*DIRECTIVE:* Write out every line of the records below without changing anything.

-------- DATA SHOWN --------

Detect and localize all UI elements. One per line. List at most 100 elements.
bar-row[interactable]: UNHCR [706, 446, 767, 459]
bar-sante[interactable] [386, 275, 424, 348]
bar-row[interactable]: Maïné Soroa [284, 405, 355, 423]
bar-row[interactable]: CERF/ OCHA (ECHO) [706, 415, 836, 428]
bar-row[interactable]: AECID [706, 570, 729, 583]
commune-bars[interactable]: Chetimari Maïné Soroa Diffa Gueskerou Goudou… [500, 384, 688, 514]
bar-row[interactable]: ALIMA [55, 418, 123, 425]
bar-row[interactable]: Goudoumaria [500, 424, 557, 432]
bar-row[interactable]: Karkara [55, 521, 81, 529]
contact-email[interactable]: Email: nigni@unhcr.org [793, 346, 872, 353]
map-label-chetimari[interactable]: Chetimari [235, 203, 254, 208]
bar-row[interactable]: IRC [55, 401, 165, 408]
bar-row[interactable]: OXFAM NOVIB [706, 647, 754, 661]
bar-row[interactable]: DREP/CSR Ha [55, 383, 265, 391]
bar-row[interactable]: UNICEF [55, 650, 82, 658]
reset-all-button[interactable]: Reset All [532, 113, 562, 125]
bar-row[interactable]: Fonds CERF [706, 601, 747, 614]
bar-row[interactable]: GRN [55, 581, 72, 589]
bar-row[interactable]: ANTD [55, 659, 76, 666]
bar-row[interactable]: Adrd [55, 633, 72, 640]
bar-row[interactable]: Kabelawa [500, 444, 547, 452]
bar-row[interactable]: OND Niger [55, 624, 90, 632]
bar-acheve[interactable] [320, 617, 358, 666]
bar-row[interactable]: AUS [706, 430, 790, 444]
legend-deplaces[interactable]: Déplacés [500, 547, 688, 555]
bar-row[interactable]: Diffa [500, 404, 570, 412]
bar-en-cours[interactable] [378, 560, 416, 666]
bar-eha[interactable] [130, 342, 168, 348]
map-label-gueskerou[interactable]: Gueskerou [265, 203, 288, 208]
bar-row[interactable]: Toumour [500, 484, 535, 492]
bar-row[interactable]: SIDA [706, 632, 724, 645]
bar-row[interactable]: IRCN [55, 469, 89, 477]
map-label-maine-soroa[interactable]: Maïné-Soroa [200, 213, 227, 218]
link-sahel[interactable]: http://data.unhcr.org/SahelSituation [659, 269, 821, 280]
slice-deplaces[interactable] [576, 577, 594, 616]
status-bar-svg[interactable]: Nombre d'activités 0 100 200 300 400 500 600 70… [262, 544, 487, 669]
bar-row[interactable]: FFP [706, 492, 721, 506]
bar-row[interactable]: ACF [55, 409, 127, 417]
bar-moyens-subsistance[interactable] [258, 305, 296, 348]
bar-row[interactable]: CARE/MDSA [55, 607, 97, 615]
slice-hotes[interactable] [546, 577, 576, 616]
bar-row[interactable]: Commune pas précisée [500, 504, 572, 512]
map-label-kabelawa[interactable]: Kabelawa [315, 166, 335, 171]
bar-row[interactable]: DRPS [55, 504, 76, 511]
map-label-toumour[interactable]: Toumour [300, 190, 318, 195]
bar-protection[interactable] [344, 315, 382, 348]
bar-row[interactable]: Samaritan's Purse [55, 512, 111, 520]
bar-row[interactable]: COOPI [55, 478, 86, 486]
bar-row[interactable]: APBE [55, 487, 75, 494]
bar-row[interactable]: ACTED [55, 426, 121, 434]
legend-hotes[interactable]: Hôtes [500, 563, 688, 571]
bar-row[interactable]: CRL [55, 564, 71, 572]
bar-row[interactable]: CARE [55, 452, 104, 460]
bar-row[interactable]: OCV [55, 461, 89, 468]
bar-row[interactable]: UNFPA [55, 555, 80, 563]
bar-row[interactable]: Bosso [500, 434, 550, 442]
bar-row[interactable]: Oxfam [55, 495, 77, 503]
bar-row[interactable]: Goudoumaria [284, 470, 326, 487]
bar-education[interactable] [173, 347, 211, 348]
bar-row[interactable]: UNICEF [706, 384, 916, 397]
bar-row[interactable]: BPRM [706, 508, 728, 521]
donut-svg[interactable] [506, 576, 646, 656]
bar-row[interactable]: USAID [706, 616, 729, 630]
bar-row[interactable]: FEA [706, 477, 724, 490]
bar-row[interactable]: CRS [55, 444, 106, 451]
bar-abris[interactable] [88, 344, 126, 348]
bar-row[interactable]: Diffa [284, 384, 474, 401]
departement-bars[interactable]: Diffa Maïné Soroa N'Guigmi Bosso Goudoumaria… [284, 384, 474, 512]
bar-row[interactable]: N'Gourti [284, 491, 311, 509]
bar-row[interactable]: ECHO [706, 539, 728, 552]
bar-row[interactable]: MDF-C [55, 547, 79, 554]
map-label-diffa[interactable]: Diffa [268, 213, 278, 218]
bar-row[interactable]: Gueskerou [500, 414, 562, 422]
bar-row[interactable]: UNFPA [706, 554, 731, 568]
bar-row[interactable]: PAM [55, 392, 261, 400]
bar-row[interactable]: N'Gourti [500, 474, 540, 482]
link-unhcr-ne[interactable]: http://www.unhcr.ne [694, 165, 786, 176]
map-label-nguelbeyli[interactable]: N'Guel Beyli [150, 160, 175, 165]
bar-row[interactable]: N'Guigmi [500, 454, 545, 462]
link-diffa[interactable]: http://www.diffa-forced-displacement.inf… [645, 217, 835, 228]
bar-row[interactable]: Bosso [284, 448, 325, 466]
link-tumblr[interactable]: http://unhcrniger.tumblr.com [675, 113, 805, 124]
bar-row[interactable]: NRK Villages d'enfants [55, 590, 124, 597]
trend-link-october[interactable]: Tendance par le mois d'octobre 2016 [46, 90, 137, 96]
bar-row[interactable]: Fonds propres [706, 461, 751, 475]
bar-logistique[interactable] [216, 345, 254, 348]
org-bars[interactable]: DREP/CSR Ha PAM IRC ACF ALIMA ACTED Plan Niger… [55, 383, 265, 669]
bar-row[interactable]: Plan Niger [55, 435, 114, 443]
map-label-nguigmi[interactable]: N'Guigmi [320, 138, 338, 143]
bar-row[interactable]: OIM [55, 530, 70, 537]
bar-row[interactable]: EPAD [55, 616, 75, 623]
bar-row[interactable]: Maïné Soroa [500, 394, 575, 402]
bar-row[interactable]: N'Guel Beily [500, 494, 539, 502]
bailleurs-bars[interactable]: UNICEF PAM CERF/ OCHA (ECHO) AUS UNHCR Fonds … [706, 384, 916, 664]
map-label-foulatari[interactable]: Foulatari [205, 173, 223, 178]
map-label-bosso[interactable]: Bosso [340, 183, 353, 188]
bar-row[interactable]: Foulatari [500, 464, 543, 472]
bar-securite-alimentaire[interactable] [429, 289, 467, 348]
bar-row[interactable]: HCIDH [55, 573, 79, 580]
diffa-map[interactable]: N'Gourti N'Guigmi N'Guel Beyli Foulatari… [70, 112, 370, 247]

--------

*ANSWER TO THIS TASK:*
Detect and localize all UI elements. One per line. List at most 100 elements.
bar-row[interactable]: UNHCR [706, 446, 767, 459]
bar-sante[interactable] [386, 275, 424, 348]
bar-row[interactable]: Maïné Soroa [284, 405, 355, 423]
bar-row[interactable]: CERF/ OCHA (ECHO) [706, 415, 836, 428]
bar-row[interactable]: AECID [706, 570, 729, 583]
commune-bars[interactable]: Chetimari Maïné Soroa Diffa Gueskerou Goudou… [500, 384, 688, 514]
bar-row[interactable]: ALIMA [55, 418, 123, 425]
bar-row[interactable]: Goudoumaria [500, 424, 557, 432]
bar-row[interactable]: Karkara [55, 521, 81, 529]
contact-email[interactable]: Email: nigni@unhcr.org [793, 346, 872, 353]
map-label-chetimari[interactable]: Chetimari [235, 203, 254, 208]
bar-row[interactable]: IRC [55, 401, 165, 408]
bar-row[interactable]: OXFAM NOVIB [706, 647, 754, 661]
bar-row[interactable]: DREP/CSR Ha [55, 383, 265, 391]
bar-row[interactable]: UNICEF [55, 650, 82, 658]
reset-all-button[interactable]: Reset All [532, 113, 562, 125]
bar-row[interactable]: Fonds CERF [706, 601, 747, 614]
bar-row[interactable]: GRN [55, 581, 72, 589]
bar-row[interactable]: ANTD [55, 659, 76, 666]
bar-row[interactable]: Adrd [55, 633, 72, 640]
bar-row[interactable]: Kabelawa [500, 444, 547, 452]
bar-row[interactable]: OND Niger [55, 624, 90, 632]
bar-acheve[interactable] [320, 617, 358, 666]
bar-row[interactable]: AUS [706, 430, 790, 444]
legend-deplaces[interactable]: Déplacés [500, 547, 688, 555]
bar-row[interactable]: Diffa [500, 404, 570, 412]
bar-en-cours[interactable] [378, 560, 416, 666]
bar-eha[interactable] [130, 342, 168, 348]
map-label-gueskerou[interactable]: Gueskerou [265, 203, 288, 208]
bar-row[interactable]: Toumour [500, 484, 535, 492]
bar-row[interactable]: SIDA [706, 632, 724, 645]
bar-row[interactable]: IRCN [55, 469, 89, 477]
map-label-maine-soroa[interactable]: Maïné-Soroa [200, 213, 227, 218]
link-sahel[interactable]: http://data.unhcr.org/SahelSituation [659, 269, 821, 280]
slice-deplaces[interactable] [576, 577, 594, 616]
status-bar-svg[interactable]: Nombre d'activités 0 100 200 300 400 500 600 70… [262, 544, 487, 669]
bar-row[interactable]: FFP [706, 492, 721, 506]
bar-row[interactable]: ACF [55, 409, 127, 417]
bar-moyens-subsistance[interactable] [258, 305, 296, 348]
bar-row[interactable]: CARE/MDSA [55, 607, 97, 615]
slice-hotes[interactable] [546, 577, 576, 616]
bar-row[interactable]: Commune pas précisée [500, 504, 572, 512]
map-label-kabelawa[interactable]: Kabelawa [315, 166, 335, 171]
bar-row[interactable]: DRPS [55, 504, 76, 511]
map-label-toumour[interactable]: Toumour [300, 190, 318, 195]
bar-protection[interactable] [344, 315, 382, 348]
bar-row[interactable]: Samaritan's Purse [55, 512, 111, 520]
bar-row[interactable]: COOPI [55, 478, 86, 486]
bar-row[interactable]: APBE [55, 487, 75, 494]
bar-row[interactable]: ACTED [55, 426, 121, 434]
legend-hotes[interactable]: Hôtes [500, 563, 688, 571]
bar-row[interactable]: CRL [55, 564, 71, 572]
bar-row[interactable]: CARE [55, 452, 104, 460]
bar-row[interactable]: OCV [55, 461, 89, 468]
bar-row[interactable]: UNFPA [55, 555, 80, 563]
bar-row[interactable]: Bosso [500, 434, 550, 442]
bar-row[interactable]: Oxfam [55, 495, 77, 503]
bar-row[interactable]: Goudoumaria [284, 470, 326, 487]
bar-education[interactable] [173, 347, 211, 348]
bar-row[interactable]: UNICEF [706, 384, 916, 397]
bar-row[interactable]: BPRM [706, 508, 728, 521]
donut-svg[interactable] [506, 576, 646, 656]
bar-row[interactable]: USAID [706, 616, 729, 630]
bar-row[interactable]: FEA [706, 477, 724, 490]
bar-row[interactable]: CRS [55, 444, 106, 451]
bar-abris[interactable] [88, 344, 126, 348]
bar-row[interactable]: Diffa [284, 384, 474, 401]
departement-bars[interactable]: Diffa Maïné Soroa N'Guigmi Bosso Goudoumaria… [284, 384, 474, 512]
bar-row[interactable]: N'Gourti [284, 491, 311, 509]
bar-row[interactable]: ECHO [706, 539, 728, 552]
bar-row[interactable]: MDF-C [55, 547, 79, 554]
map-label-diffa[interactable]: Diffa [268, 213, 278, 218]
bar-row[interactable]: Gueskerou [500, 414, 562, 422]
bar-row[interactable]: UNFPA [706, 554, 731, 568]
bar-row[interactable]: PAM [55, 392, 261, 400]
bar-row[interactable]: N'Gourti [500, 474, 540, 482]
link-unhcr-ne[interactable]: http://www.unhcr.ne [694, 165, 786, 176]
map-label-nguelbeyli[interactable]: N'Guel Beyli [150, 160, 175, 165]
bar-row[interactable]: N'Guigmi [500, 454, 545, 462]
link-diffa[interactable]: http://www.diffa-forced-displacement.inf… [645, 217, 835, 228]
bar-row[interactable]: Bosso [284, 448, 325, 466]
link-tumblr[interactable]: http://unhcrniger.tumblr.com [675, 113, 805, 124]
bar-row[interactable]: NRK Villages d'enfants [55, 590, 124, 597]
trend-link-october[interactable]: Tendance par le mois d'octobre 2016 [46, 90, 137, 96]
bar-row[interactable]: Fonds propres [706, 461, 751, 475]
bar-logistique[interactable] [216, 345, 254, 348]
org-bars[interactable]: DREP/CSR Ha PAM IRC ACF ALIMA ACTED Plan Niger… [55, 383, 265, 669]
bar-row[interactable]: Plan Niger [55, 435, 114, 443]
map-label-nguigmi[interactable]: N'Guigmi [320, 138, 338, 143]
bar-row[interactable]: OIM [55, 530, 70, 537]
bar-row[interactable]: EPAD [55, 616, 75, 623]
bar-row[interactable]: Maïné Soroa [500, 394, 575, 402]
bar-row[interactable]: N'Guel Beily [500, 494, 539, 502]
bailleurs-bars[interactable]: UNICEF PAM CERF/ OCHA (ECHO) AUS UNHCR Fonds … [706, 384, 916, 664]
map-label-foulatari[interactable]: Foulatari [205, 173, 223, 178]
map-label-bosso[interactable]: Bosso [340, 183, 353, 188]
bar-row[interactable]: Foulatari [500, 464, 543, 472]
bar-securite-alimentaire[interactable] [429, 289, 467, 348]
bar-row[interactable]: HCIDH [55, 573, 79, 580]
diffa-map[interactable]: N'Gourti N'Guigmi N'Guel Beyli Foulatari… [70, 112, 370, 247]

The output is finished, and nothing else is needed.